(Records from a data collection)
::::

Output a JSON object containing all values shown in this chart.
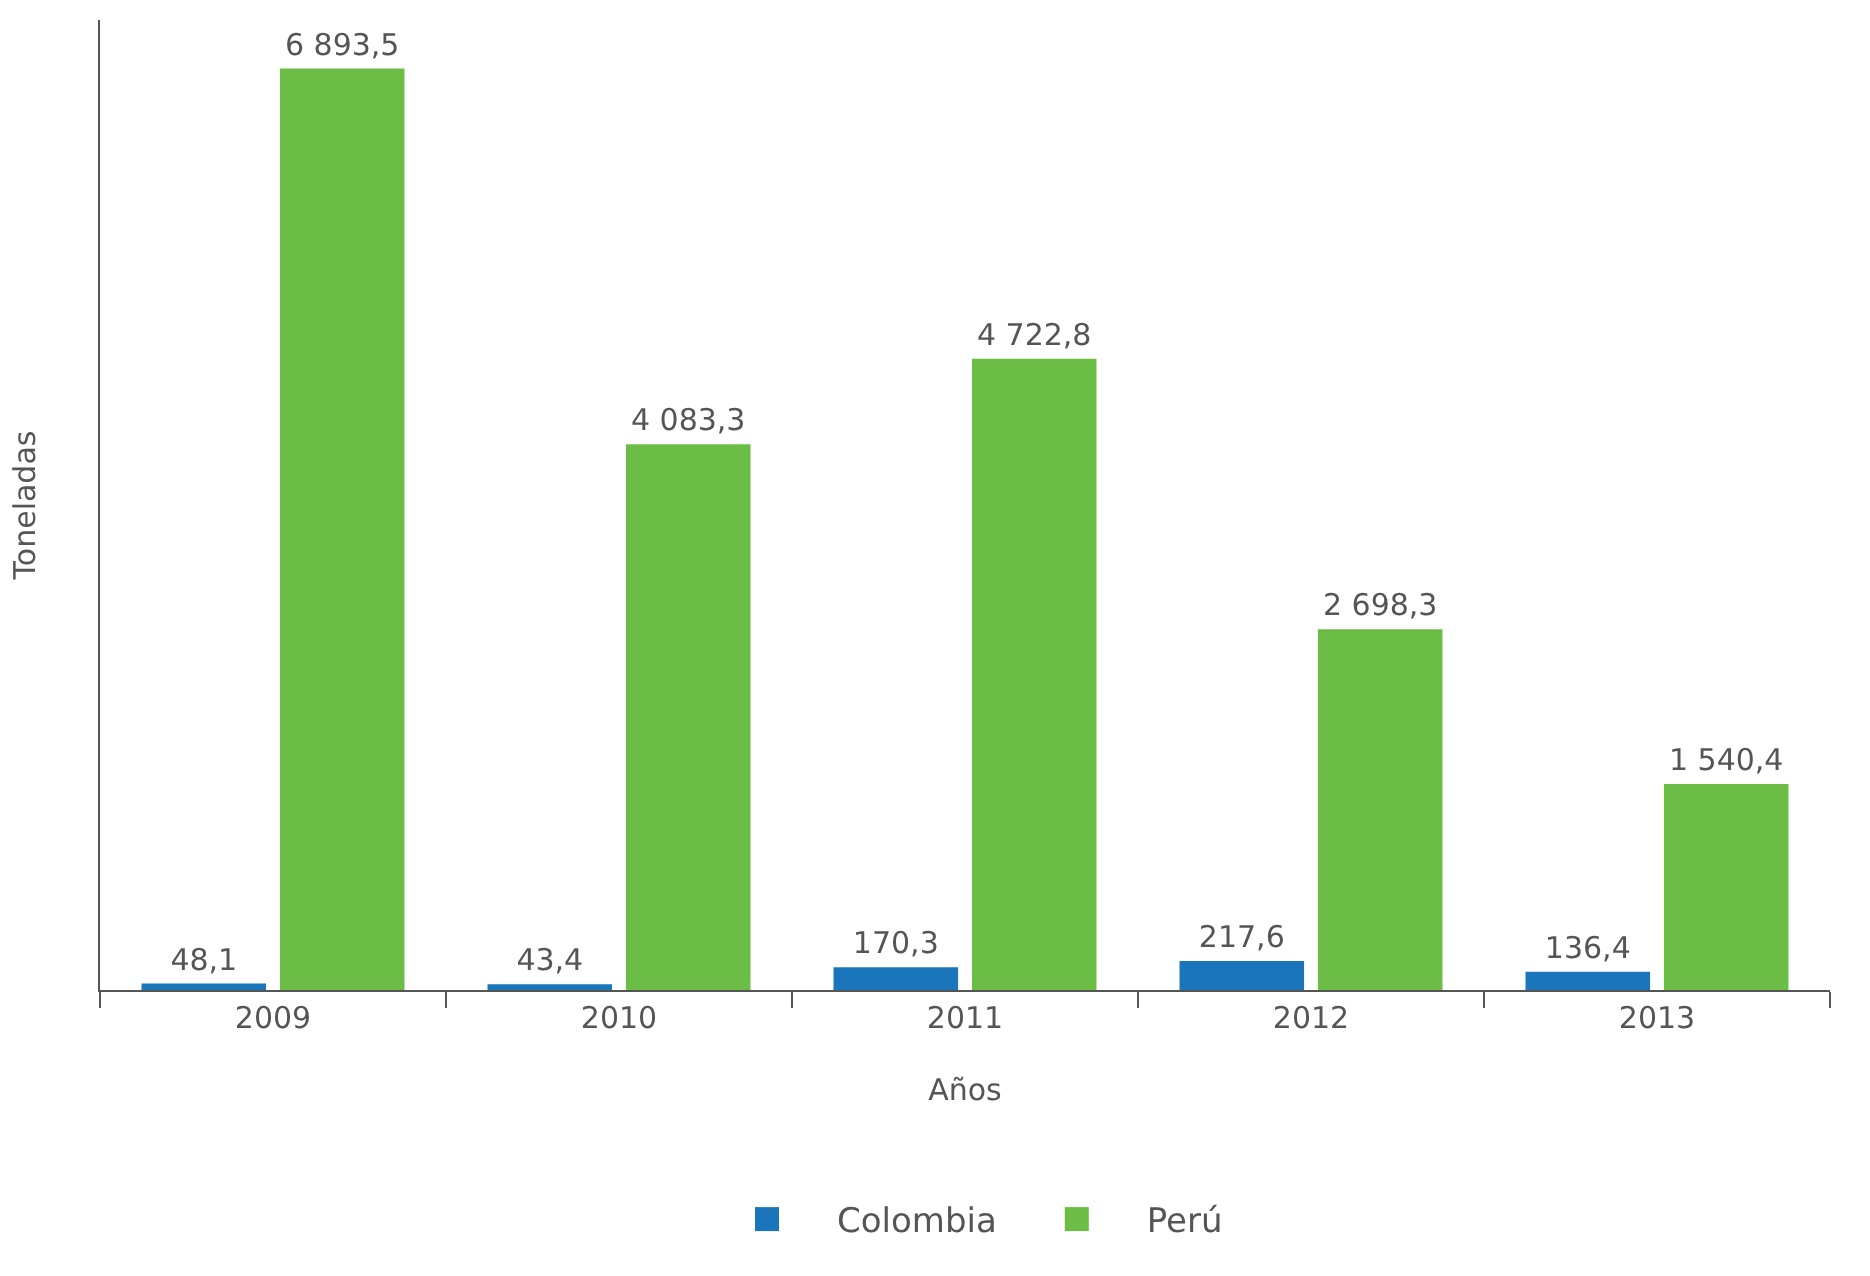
{
  "chart_data": {
    "type": "bar",
    "xlabel": "Años",
    "ylabel": "Toneladas",
    "categories": [
      "2009",
      "2010",
      "2011",
      "2012",
      "2013"
    ],
    "series": [
      {
        "name": "Colombia",
        "color": "#1b75bb",
        "values": [
          48.1,
          43.4,
          170.3,
          217.6,
          136.4
        ],
        "value_labels": [
          "48,1",
          "43,4",
          "170,3",
          "217,6",
          "136,4"
        ]
      },
      {
        "name": "Perú",
        "color": "#6cbd45",
        "values": [
          6893.5,
          4083.3,
          4722.8,
          2698.3,
          1540.4
        ],
        "value_labels": [
          "6 893,5",
          "4 083,3",
          "4 722,8",
          "2 698,3",
          "1 540,4"
        ]
      }
    ],
    "legend": "bottom",
    "tick_labels": "x"
  }
}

::::

*WHAT YOU SHOULD DO*
Go back to the records above and write them out exactly, without the pictures.

*TASK OUTPUT*
Output a JSON object containing all values shown in this chart.
{
  "chart_data": {
    "type": "bar",
    "xlabel": "Años",
    "ylabel": "Toneladas",
    "categories": [
      "2009",
      "2010",
      "2011",
      "2012",
      "2013"
    ],
    "series": [
      {
        "name": "Colombia",
        "color": "#1b75bb",
        "values": [
          48.1,
          43.4,
          170.3,
          217.6,
          136.4
        ],
        "value_labels": [
          "48,1",
          "43,4",
          "170,3",
          "217,6",
          "136,4"
        ]
      },
      {
        "name": "Perú",
        "color": "#6cbd45",
        "values": [
          6893.5,
          4083.3,
          4722.8,
          2698.3,
          1540.4
        ],
        "value_labels": [
          "6 893,5",
          "4 083,3",
          "4 722,8",
          "2 698,3",
          "1 540,4"
        ]
      }
    ],
    "legend": "bottom",
    "tick_labels": "x"
  }
}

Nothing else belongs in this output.